— Problem description —
Pull every line with the word "LIAN" out of the entries below.

— Dataset records —
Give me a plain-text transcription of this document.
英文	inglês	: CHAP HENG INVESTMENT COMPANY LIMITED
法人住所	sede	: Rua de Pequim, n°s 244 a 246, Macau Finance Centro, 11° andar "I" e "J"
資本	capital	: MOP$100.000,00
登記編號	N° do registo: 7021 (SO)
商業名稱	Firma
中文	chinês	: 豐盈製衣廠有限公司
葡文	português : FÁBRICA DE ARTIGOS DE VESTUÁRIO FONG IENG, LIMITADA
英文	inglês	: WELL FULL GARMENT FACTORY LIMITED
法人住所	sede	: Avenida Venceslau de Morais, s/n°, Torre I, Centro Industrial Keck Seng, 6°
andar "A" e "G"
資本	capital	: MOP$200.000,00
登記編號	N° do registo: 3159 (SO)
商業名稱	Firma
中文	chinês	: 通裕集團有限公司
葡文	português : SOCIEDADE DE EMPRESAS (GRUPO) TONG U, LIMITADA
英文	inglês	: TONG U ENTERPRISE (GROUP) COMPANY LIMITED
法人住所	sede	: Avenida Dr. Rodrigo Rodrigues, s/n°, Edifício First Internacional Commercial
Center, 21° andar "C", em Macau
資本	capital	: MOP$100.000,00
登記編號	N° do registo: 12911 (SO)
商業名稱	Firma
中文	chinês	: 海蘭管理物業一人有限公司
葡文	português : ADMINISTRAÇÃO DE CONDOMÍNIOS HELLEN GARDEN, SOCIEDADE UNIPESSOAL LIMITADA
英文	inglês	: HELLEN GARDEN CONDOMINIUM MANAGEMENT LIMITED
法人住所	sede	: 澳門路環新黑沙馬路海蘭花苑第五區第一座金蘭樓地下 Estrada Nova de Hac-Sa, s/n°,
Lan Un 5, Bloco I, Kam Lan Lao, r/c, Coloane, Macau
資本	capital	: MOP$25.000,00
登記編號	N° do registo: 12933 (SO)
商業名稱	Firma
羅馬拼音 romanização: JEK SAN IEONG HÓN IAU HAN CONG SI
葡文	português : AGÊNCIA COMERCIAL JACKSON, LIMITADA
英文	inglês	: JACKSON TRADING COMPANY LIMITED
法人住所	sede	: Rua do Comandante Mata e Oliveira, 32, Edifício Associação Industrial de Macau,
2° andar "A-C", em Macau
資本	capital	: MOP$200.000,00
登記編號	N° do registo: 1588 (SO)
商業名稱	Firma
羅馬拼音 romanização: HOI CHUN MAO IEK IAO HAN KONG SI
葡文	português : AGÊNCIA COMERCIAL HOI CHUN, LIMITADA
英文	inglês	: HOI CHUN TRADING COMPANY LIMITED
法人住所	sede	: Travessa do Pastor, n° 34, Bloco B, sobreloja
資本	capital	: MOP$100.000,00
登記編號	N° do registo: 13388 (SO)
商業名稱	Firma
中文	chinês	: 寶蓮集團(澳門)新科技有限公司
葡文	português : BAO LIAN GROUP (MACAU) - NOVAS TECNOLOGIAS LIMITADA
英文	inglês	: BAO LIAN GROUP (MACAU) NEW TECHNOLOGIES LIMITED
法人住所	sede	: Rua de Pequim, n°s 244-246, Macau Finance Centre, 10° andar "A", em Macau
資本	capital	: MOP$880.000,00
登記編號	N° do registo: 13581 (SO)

— Task response —
葡文	português : BAO LIAN GROUP (MACAU) - NOVAS TECNOLOGIAS LIMITADA
英文	inglês	: BAO LIAN GROUP (MACAU) NEW TECHNOLOGIES LIMITED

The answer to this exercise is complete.